### STORED RECORDS
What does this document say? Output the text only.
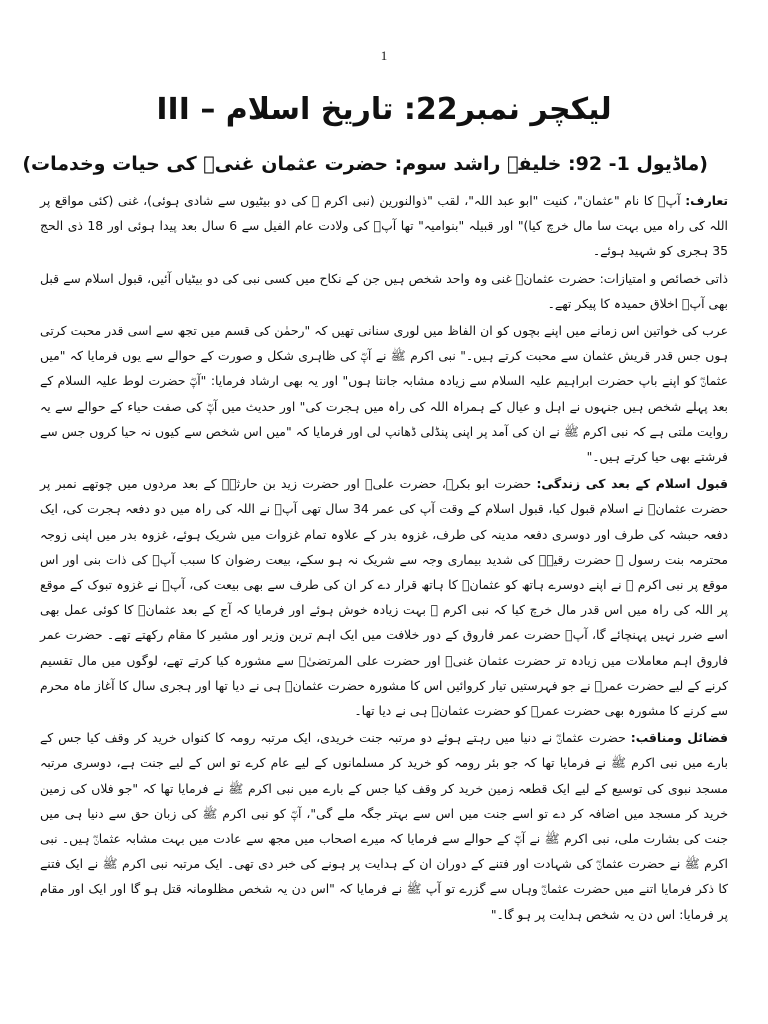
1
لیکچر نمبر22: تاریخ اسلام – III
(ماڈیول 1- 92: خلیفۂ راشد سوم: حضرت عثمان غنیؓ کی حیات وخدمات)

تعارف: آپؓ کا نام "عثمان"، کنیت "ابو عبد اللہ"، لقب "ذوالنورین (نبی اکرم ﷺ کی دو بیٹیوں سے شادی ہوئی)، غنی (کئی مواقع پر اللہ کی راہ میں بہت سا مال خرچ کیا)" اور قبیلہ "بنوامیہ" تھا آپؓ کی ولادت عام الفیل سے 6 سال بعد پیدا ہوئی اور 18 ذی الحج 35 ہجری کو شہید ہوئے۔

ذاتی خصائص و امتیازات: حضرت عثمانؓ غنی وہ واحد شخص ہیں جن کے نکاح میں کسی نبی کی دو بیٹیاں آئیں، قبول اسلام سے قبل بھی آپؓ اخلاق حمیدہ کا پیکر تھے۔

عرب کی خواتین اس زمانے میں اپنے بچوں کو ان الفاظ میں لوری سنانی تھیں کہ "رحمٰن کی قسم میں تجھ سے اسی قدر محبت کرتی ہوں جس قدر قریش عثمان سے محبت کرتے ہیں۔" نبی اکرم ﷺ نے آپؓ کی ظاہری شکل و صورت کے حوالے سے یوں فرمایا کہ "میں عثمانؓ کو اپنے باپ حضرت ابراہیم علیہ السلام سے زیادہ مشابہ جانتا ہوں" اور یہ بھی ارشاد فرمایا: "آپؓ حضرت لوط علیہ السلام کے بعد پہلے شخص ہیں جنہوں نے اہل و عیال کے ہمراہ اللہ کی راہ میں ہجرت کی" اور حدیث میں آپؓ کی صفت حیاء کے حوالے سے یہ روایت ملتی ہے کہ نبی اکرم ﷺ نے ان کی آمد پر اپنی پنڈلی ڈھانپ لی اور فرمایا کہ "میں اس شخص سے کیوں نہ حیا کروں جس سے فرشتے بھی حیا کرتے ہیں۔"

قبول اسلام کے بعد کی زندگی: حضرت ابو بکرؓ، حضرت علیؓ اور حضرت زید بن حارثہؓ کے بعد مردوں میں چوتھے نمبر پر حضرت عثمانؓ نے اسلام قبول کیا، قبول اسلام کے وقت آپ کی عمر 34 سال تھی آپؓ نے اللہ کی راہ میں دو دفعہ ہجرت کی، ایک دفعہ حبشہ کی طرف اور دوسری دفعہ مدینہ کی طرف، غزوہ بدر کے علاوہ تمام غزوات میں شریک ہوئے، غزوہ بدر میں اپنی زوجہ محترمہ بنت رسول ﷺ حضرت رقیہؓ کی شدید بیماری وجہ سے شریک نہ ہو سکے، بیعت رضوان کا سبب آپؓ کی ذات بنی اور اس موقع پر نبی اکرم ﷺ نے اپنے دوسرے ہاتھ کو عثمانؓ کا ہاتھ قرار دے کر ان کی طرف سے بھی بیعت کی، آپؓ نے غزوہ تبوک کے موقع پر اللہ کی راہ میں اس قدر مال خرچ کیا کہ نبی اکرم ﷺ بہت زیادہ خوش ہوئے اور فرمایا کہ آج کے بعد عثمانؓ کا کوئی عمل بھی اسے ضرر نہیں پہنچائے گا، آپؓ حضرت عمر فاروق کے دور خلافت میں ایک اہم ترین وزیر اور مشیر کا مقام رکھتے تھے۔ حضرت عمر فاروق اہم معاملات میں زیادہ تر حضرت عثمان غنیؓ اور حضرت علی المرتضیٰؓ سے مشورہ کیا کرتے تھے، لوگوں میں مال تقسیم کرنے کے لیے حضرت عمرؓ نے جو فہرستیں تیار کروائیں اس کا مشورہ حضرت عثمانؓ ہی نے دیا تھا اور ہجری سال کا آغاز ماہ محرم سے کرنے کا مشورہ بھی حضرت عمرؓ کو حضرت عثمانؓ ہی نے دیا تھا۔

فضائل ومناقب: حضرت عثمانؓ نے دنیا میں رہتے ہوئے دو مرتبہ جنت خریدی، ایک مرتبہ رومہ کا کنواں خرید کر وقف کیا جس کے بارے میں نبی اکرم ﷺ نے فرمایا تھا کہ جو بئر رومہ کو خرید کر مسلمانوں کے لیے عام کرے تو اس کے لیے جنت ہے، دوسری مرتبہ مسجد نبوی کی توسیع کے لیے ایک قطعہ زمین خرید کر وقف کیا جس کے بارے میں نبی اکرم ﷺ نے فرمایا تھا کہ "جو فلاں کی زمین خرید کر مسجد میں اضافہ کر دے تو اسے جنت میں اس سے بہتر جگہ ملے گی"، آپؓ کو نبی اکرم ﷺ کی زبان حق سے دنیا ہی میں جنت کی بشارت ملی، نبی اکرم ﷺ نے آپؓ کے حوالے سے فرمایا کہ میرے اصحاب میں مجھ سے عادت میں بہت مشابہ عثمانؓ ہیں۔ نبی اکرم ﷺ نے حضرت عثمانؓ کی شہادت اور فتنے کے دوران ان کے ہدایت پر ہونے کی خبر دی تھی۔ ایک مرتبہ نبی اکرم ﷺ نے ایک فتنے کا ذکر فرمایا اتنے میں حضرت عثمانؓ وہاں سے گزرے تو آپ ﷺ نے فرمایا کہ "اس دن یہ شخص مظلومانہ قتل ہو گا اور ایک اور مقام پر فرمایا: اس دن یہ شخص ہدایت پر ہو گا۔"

---

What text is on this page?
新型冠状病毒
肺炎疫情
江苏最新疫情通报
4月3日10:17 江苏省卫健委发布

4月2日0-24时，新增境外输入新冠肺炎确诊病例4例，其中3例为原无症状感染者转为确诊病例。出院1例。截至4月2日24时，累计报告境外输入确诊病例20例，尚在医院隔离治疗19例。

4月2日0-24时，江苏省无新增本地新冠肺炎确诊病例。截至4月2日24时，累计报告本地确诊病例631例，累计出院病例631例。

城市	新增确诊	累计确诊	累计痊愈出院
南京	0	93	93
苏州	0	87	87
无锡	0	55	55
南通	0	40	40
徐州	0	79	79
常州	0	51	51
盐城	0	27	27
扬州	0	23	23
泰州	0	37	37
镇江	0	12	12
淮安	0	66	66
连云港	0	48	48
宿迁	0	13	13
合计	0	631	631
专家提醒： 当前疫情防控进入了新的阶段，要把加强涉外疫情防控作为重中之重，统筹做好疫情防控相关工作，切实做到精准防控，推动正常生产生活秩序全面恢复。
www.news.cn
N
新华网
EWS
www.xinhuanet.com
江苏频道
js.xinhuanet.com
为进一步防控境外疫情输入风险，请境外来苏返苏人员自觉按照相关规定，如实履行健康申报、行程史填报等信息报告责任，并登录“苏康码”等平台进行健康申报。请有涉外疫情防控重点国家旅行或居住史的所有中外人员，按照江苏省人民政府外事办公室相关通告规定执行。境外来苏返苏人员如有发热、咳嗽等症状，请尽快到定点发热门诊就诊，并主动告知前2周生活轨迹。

---

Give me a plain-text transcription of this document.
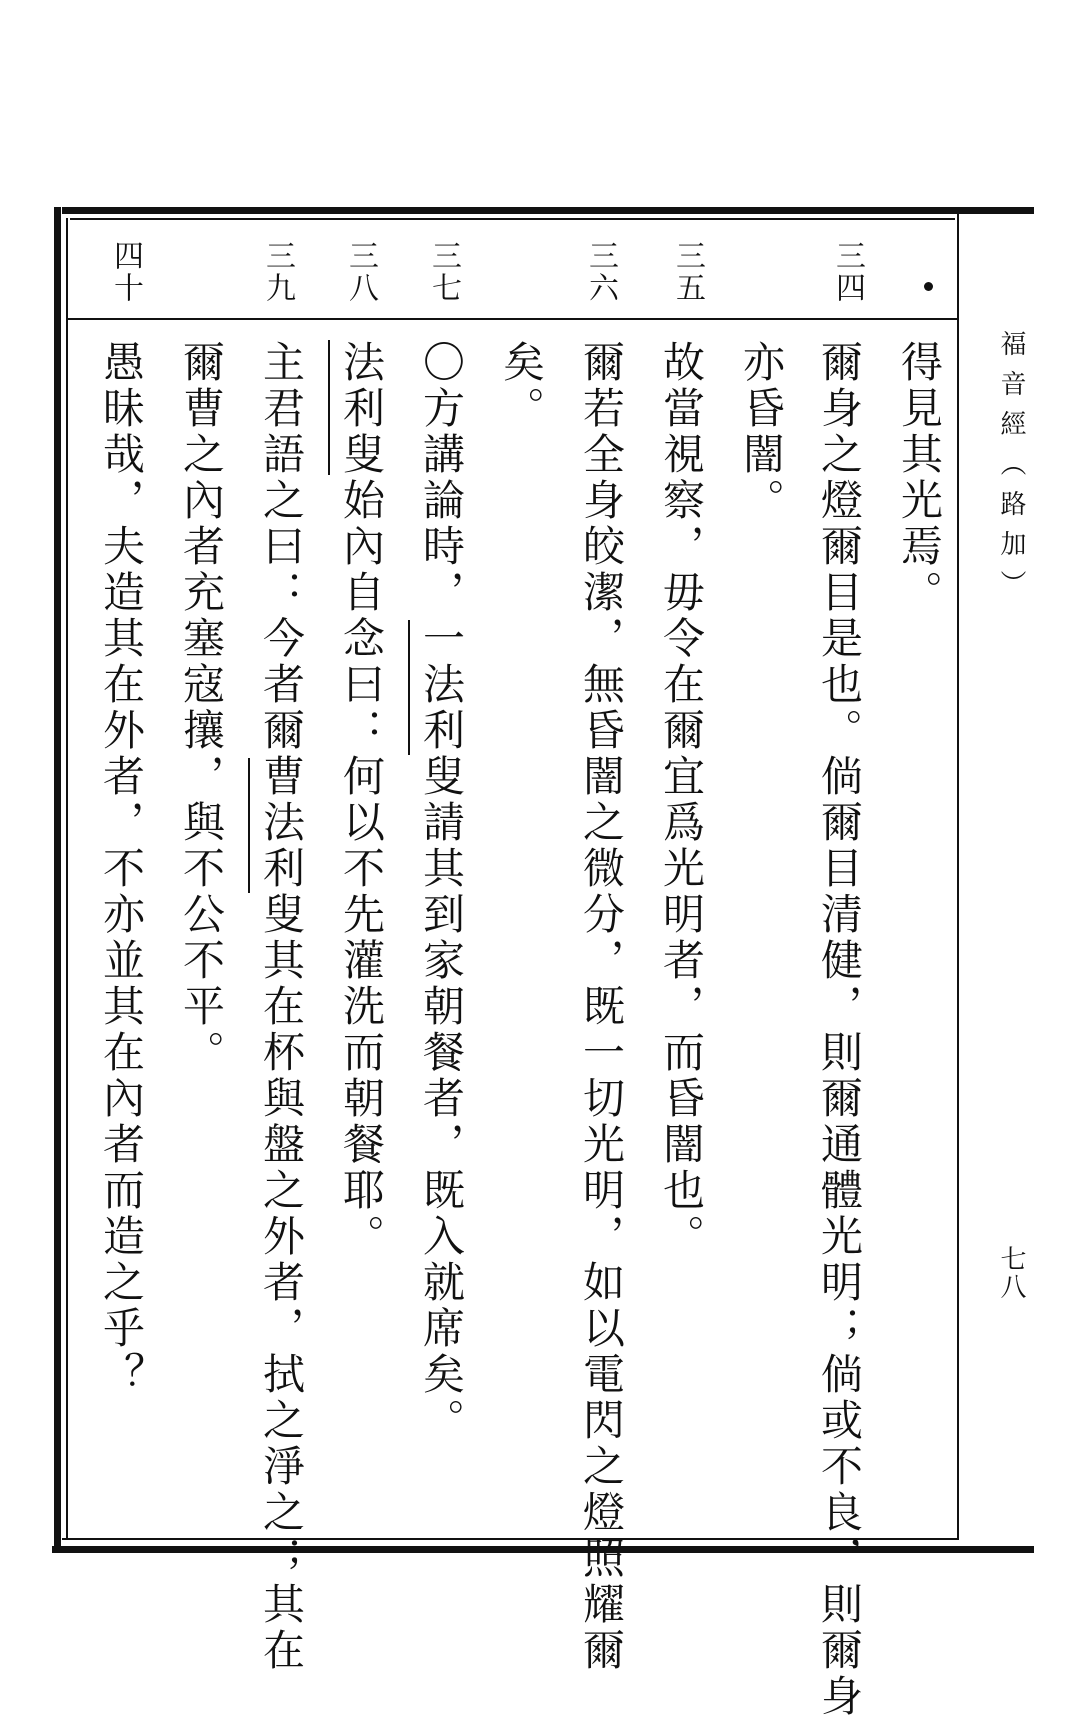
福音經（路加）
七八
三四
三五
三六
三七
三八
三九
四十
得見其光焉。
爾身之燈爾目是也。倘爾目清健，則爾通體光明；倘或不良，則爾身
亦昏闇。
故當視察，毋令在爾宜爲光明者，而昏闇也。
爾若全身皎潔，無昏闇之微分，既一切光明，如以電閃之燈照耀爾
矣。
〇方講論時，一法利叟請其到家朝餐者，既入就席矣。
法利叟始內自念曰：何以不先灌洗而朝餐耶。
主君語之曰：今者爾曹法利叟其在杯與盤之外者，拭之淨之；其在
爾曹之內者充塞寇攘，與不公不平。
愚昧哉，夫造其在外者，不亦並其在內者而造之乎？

### GIVEN PROBLEM
From the listing above, copy every line that includes the word "text".

### EXERCISE RESPONSE
What does this document say? Output the text only.
What text is on this page?
Give me a plain-text transcription of this document.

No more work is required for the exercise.